### Problem description:
All of the listing below must be repeated word for word. Pictures are the only thing to omit.

### Dataset records on visual material:
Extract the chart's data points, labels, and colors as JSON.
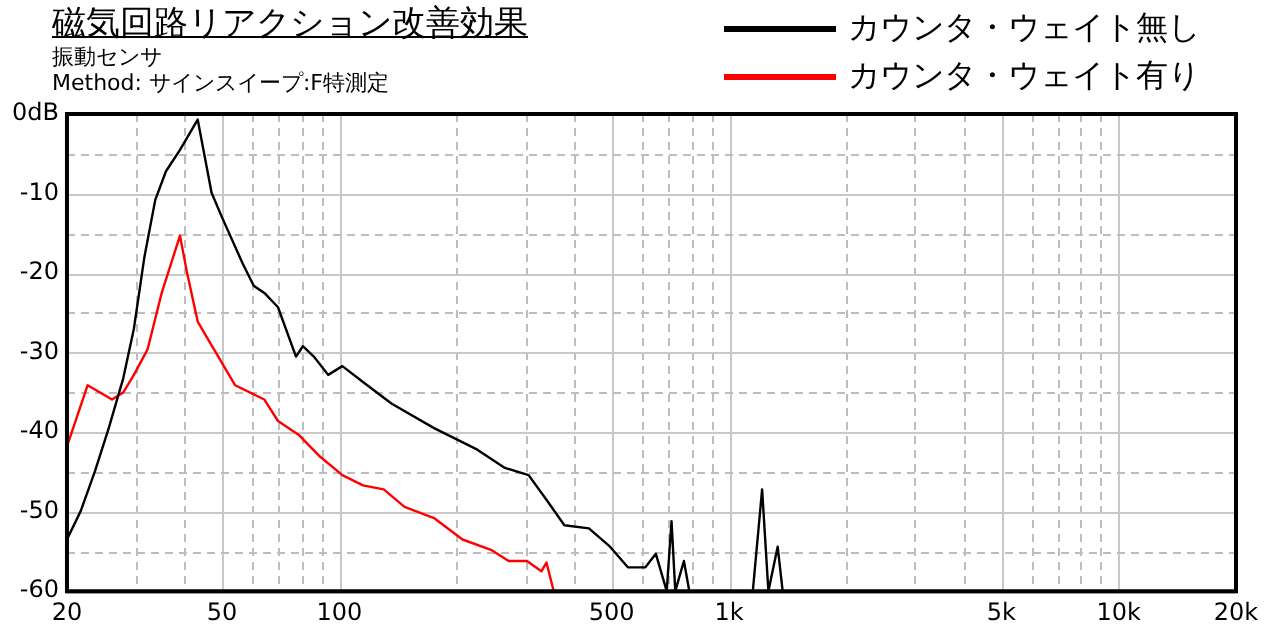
{
  "chart_data": {
    "type": "line",
    "title": "磁気回路リアクション改善効果",
    "subtitle": "振動センサ",
    "annotations": [
      "Method:  サインスイープ:F特測定"
    ],
    "log": "x",
    "xlim": [
      20,
      20000
    ],
    "ylim": [
      -60,
      0
    ],
    "xticks": [
      20,
      {
        "value": 30,
        "label": null
      },
      {
        "value": 40,
        "label": null
      },
      50,
      {
        "value": 60,
        "label": null
      },
      {
        "value": 70,
        "label": null
      },
      {
        "value": 80,
        "label": null
      },
      {
        "value": 90,
        "label": null
      },
      100,
      {
        "value": 200,
        "label": null
      },
      {
        "value": 300,
        "label": null
      },
      {
        "value": 400,
        "label": null
      },
      500,
      {
        "value": 600,
        "label": null
      },
      {
        "value": 700,
        "label": null
      },
      {
        "value": 800,
        "label": null
      },
      {
        "value": 900,
        "label": null
      },
      {
        "value": 1000,
        "label": "1k"
      },
      {
        "value": 2000,
        "label": null
      },
      {
        "value": 3000,
        "label": null
      },
      {
        "value": 4000,
        "label": null
      },
      {
        "value": 5000,
        "label": "5k"
      },
      {
        "value": 6000,
        "label": null
      },
      {
        "value": 7000,
        "label": null
      },
      {
        "value": 8000,
        "label": null
      },
      {
        "value": 9000,
        "label": null
      },
      {
        "value": 10000,
        "label": "10k"
      },
      {
        "value": 20000,
        "label": "20k"
      }
    ],
    "yticks": [
      -60,
      {
        "value": -55,
        "label": null
      },
      -50,
      {
        "value": -45,
        "label": null
      },
      -40,
      {
        "value": -35,
        "label": null
      },
      -30,
      {
        "value": -25,
        "label": null
      },
      -20,
      {
        "value": -15,
        "label": null
      },
      -10,
      {
        "value": -5,
        "label": null
      },
      {
        "value": 0,
        "label": "0dB"
      }
    ],
    "grid": true,
    "legend": "top right",
    "marker": "none",
    "line_style": "solid",
    "series": [
      {
        "name": "カウンタ・ウェイト無し",
        "color": "#000000",
        "x": [
          20,
          21.7,
          23.6,
          25.6,
          27.9,
          29.7,
          31.6,
          33.7,
          35.9,
          39,
          43.3,
          47,
          50,
          56.6,
          60.3,
          64.2,
          69.6,
          77.4,
          80.6,
          86,
          93.6,
          101.8,
          115,
          136,
          175,
          226,
          266,
          306,
          340,
          378,
          437,
          495,
          550,
          610,
          649,
          692,
          712,
          728,
          766,
          791,
          900,
          1151,
          1216,
          1262,
          1333,
          1373
        ],
        "values": [
          -53.5,
          -49.9,
          -44.9,
          -39.5,
          -33.2,
          -27,
          -18,
          -10.8,
          -7.2,
          -4.5,
          -0.7,
          -9.9,
          -13,
          -18.9,
          -21.6,
          -22.5,
          -24.3,
          -30.5,
          -29.2,
          -30.5,
          -32.8,
          -31.7,
          -33.7,
          -36.4,
          -39.5,
          -42.2,
          -44.5,
          -45.4,
          -48.5,
          -51.7,
          -52.1,
          -54.4,
          -57,
          -57,
          -55.3,
          -60,
          -51.2,
          -60,
          -56.2,
          -60,
          null,
          -60,
          -47.2,
          -60,
          -54.4,
          -60
        ]
      },
      {
        "name": "カウンタ・ウェイト有り",
        "color": "#ff0000",
        "x": [
          20,
          22.6,
          26.1,
          27.9,
          29.7,
          32.2,
          35,
          39,
          40.6,
          43.3,
          46,
          50.8,
          54,
          64.2,
          69.6,
          78.9,
          89.3,
          101.8,
          115,
          130,
          147,
          175,
          207,
          245,
          272,
          303,
          330,
          340,
          355
        ],
        "values": [
          -41.8,
          -34.1,
          -35.9,
          -35,
          -32.8,
          -29.6,
          -22.5,
          -15.3,
          -19.8,
          -26.1,
          -28.3,
          -31.9,
          -34.1,
          -35.9,
          -38.6,
          -40.4,
          -43.1,
          -45.4,
          -46.7,
          -47.2,
          -49.4,
          -50.8,
          -53.5,
          -54.8,
          -56.2,
          -56.2,
          -57.5,
          -56.4,
          -60
        ]
      }
    ]
  }
}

### Solution to the exercise:
Extract the chart's data points, labels, and colors as JSON.
{
  "chart_data": {
    "type": "line",
    "title": "磁気回路リアクション改善効果",
    "subtitle": "振動センサ",
    "annotations": [
      "Method:  サインスイープ:F特測定"
    ],
    "log": "x",
    "xlim": [
      20,
      20000
    ],
    "ylim": [
      -60,
      0
    ],
    "xticks": [
      20,
      {
        "value": 30,
        "label": null
      },
      {
        "value": 40,
        "label": null
      },
      50,
      {
        "value": 60,
        "label": null
      },
      {
        "value": 70,
        "label": null
      },
      {
        "value": 80,
        "label": null
      },
      {
        "value": 90,
        "label": null
      },
      100,
      {
        "value": 200,
        "label": null
      },
      {
        "value": 300,
        "label": null
      },
      {
        "value": 400,
        "label": null
      },
      500,
      {
        "value": 600,
        "label": null
      },
      {
        "value": 700,
        "label": null
      },
      {
        "value": 800,
        "label": null
      },
      {
        "value": 900,
        "label": null
      },
      {
        "value": 1000,
        "label": "1k"
      },
      {
        "value": 2000,
        "label": null
      },
      {
        "value": 3000,
        "label": null
      },
      {
        "value": 4000,
        "label": null
      },
      {
        "value": 5000,
        "label": "5k"
      },
      {
        "value": 6000,
        "label": null
      },
      {
        "value": 7000,
        "label": null
      },
      {
        "value": 8000,
        "label": null
      },
      {
        "value": 9000,
        "label": null
      },
      {
        "value": 10000,
        "label": "10k"
      },
      {
        "value": 20000,
        "label": "20k"
      }
    ],
    "yticks": [
      -60,
      {
        "value": -55,
        "label": null
      },
      -50,
      {
        "value": -45,
        "label": null
      },
      -40,
      {
        "value": -35,
        "label": null
      },
      -30,
      {
        "value": -25,
        "label": null
      },
      -20,
      {
        "value": -15,
        "label": null
      },
      -10,
      {
        "value": -5,
        "label": null
      },
      {
        "value": 0,
        "label": "0dB"
      }
    ],
    "grid": true,
    "legend": "top right",
    "marker": "none",
    "line_style": "solid",
    "series": [
      {
        "name": "カウンタ・ウェイト無し",
        "color": "#000000",
        "x": [
          20,
          21.7,
          23.6,
          25.6,
          27.9,
          29.7,
          31.6,
          33.7,
          35.9,
          39,
          43.3,
          47,
          50,
          56.6,
          60.3,
          64.2,
          69.6,
          77.4,
          80.6,
          86,
          93.6,
          101.8,
          115,
          136,
          175,
          226,
          266,
          306,
          340,
          378,
          437,
          495,
          550,
          610,
          649,
          692,
          712,
          728,
          766,
          791,
          900,
          1151,
          1216,
          1262,
          1333,
          1373
        ],
        "values": [
          -53.5,
          -49.9,
          -44.9,
          -39.5,
          -33.2,
          -27,
          -18,
          -10.8,
          -7.2,
          -4.5,
          -0.7,
          -9.9,
          -13,
          -18.9,
          -21.6,
          -22.5,
          -24.3,
          -30.5,
          -29.2,
          -30.5,
          -32.8,
          -31.7,
          -33.7,
          -36.4,
          -39.5,
          -42.2,
          -44.5,
          -45.4,
          -48.5,
          -51.7,
          -52.1,
          -54.4,
          -57,
          -57,
          -55.3,
          -60,
          -51.2,
          -60,
          -56.2,
          -60,
          null,
          -60,
          -47.2,
          -60,
          -54.4,
          -60
        ]
      },
      {
        "name": "カウンタ・ウェイト有り",
        "color": "#ff0000",
        "x": [
          20,
          22.6,
          26.1,
          27.9,
          29.7,
          32.2,
          35,
          39,
          40.6,
          43.3,
          46,
          50.8,
          54,
          64.2,
          69.6,
          78.9,
          89.3,
          101.8,
          115,
          130,
          147,
          175,
          207,
          245,
          272,
          303,
          330,
          340,
          355
        ],
        "values": [
          -41.8,
          -34.1,
          -35.9,
          -35,
          -32.8,
          -29.6,
          -22.5,
          -15.3,
          -19.8,
          -26.1,
          -28.3,
          -31.9,
          -34.1,
          -35.9,
          -38.6,
          -40.4,
          -43.1,
          -45.4,
          -46.7,
          -47.2,
          -49.4,
          -50.8,
          -53.5,
          -54.8,
          -56.2,
          -56.2,
          -57.5,
          -56.4,
          -60
        ]
      }
    ]
  }
}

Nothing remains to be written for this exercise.